-- Work instructions --
Copy each line that has the string "мощность" somewhere in it.
>>>>
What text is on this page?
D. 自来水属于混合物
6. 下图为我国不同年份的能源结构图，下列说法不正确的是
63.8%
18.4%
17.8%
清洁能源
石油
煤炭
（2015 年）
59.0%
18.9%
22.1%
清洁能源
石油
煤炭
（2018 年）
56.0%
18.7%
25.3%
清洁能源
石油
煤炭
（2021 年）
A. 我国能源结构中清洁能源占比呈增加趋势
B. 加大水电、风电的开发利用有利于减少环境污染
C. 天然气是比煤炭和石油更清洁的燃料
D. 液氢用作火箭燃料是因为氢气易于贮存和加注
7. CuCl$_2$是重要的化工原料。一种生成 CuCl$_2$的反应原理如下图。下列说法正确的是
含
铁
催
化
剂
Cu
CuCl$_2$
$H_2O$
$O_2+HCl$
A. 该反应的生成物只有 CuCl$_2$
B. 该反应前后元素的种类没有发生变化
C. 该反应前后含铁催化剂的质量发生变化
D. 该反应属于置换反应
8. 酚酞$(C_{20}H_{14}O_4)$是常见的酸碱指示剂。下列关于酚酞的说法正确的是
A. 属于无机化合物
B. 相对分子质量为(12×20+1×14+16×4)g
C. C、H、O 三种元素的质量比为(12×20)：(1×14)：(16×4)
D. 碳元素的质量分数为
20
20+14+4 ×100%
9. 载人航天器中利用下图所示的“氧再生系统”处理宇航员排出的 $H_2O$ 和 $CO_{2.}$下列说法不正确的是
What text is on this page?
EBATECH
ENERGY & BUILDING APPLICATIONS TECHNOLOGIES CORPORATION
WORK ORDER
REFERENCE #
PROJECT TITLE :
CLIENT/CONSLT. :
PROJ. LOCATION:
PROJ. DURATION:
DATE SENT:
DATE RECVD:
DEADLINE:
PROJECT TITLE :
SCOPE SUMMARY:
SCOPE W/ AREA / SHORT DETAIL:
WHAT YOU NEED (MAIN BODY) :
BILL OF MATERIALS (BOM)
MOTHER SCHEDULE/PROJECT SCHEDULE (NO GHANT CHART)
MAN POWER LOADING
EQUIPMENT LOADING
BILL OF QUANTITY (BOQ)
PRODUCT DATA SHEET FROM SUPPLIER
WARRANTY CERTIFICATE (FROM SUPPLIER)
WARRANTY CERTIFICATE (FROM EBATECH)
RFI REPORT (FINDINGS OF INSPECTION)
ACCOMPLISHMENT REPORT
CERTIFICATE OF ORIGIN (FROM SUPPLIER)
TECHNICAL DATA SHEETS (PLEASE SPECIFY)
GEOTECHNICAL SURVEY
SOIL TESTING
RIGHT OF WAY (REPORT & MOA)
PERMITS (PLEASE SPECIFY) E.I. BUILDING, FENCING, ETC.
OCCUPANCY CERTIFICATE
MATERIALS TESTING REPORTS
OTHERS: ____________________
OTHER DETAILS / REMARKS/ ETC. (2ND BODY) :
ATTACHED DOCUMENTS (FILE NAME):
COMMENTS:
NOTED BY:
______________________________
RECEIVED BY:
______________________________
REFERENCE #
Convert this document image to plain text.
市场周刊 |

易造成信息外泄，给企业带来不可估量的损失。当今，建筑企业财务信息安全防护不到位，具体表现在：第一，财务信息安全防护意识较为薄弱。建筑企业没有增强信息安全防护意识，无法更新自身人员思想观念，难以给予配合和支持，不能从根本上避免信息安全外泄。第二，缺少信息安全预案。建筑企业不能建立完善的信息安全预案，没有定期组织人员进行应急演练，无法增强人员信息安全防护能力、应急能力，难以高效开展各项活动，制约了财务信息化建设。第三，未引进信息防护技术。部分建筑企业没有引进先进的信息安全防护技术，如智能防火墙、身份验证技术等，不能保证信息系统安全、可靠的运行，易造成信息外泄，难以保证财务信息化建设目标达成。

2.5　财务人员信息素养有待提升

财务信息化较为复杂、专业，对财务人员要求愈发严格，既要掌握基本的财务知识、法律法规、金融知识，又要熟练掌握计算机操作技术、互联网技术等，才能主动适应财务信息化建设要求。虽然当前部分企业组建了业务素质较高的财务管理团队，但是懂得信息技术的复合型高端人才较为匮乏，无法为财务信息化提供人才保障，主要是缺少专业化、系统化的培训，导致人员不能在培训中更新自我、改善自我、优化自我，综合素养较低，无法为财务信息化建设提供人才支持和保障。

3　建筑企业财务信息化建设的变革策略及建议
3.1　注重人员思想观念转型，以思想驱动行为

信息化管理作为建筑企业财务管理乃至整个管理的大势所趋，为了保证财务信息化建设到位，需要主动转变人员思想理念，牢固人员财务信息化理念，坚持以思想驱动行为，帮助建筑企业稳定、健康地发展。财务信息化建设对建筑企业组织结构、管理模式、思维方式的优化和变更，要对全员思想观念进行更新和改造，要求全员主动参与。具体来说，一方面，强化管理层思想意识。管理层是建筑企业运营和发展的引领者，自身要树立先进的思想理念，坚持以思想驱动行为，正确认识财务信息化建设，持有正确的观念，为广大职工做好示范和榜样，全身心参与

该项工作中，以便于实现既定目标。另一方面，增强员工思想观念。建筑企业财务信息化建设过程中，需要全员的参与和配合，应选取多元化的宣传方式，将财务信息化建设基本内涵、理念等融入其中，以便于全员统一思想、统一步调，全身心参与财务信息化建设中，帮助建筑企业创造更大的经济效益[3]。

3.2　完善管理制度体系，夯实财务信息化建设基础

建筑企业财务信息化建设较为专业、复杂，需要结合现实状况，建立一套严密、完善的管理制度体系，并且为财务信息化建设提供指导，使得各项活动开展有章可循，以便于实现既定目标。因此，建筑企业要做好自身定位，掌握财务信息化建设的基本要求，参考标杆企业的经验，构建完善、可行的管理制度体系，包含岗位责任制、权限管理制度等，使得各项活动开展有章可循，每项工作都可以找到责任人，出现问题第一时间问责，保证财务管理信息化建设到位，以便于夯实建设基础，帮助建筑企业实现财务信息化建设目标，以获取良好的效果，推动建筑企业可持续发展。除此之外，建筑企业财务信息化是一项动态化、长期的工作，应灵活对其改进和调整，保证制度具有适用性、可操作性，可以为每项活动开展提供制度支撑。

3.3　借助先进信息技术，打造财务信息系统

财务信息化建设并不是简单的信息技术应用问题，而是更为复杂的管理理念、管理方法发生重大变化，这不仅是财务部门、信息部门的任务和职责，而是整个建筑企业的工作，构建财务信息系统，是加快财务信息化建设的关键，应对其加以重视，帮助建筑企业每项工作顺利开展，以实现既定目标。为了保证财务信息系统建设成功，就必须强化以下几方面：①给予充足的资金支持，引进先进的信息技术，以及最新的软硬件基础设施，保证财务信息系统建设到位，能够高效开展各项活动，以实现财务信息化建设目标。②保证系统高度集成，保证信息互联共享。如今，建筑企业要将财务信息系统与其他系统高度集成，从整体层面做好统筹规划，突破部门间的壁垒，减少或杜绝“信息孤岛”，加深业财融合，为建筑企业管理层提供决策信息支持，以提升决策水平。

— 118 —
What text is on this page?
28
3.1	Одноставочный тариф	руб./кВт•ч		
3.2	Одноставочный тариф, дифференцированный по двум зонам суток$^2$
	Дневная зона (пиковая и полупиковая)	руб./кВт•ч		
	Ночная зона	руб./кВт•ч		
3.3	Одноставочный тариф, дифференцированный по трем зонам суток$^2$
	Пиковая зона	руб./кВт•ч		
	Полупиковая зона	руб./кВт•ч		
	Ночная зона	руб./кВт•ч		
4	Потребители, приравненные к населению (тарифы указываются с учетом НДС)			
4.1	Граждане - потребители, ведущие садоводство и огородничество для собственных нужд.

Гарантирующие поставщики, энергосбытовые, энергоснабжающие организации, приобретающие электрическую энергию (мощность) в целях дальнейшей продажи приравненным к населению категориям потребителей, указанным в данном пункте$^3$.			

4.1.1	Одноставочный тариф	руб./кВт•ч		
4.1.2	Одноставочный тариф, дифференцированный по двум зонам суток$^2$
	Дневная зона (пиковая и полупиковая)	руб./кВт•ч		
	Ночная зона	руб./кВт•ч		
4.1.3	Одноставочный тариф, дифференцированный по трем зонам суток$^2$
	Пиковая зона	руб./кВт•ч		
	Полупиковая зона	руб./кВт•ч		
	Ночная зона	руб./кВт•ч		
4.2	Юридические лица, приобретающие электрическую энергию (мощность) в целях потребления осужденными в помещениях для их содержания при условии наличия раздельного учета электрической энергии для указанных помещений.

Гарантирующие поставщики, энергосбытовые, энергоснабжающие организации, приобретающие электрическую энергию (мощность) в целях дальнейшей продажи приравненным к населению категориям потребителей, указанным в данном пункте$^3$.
<<<<
-- Exercise output --
Гарантирующие поставщики, энергосбытовые, энергоснабжающие организации, приобретающие электрическую энергию (мощность) в целях дальнейшей продажи приравненным к населению категориям потребителей, указанным в данном пункте$^3$.			
4.2	Юридические лица, приобретающие электрическую энергию (мощность) в целях потребления осужденными в помещениях для их содержания при условии наличия раздельного учета электрической энергии для указанных помещений.
Гарантирующие поставщики, энергосбытовые, энергоснабжающие организации, приобретающие электрическую энергию (мощность) в целях дальнейшей продажи приравненным к населению категориям потребителей, указанным в данном пункте$^3$.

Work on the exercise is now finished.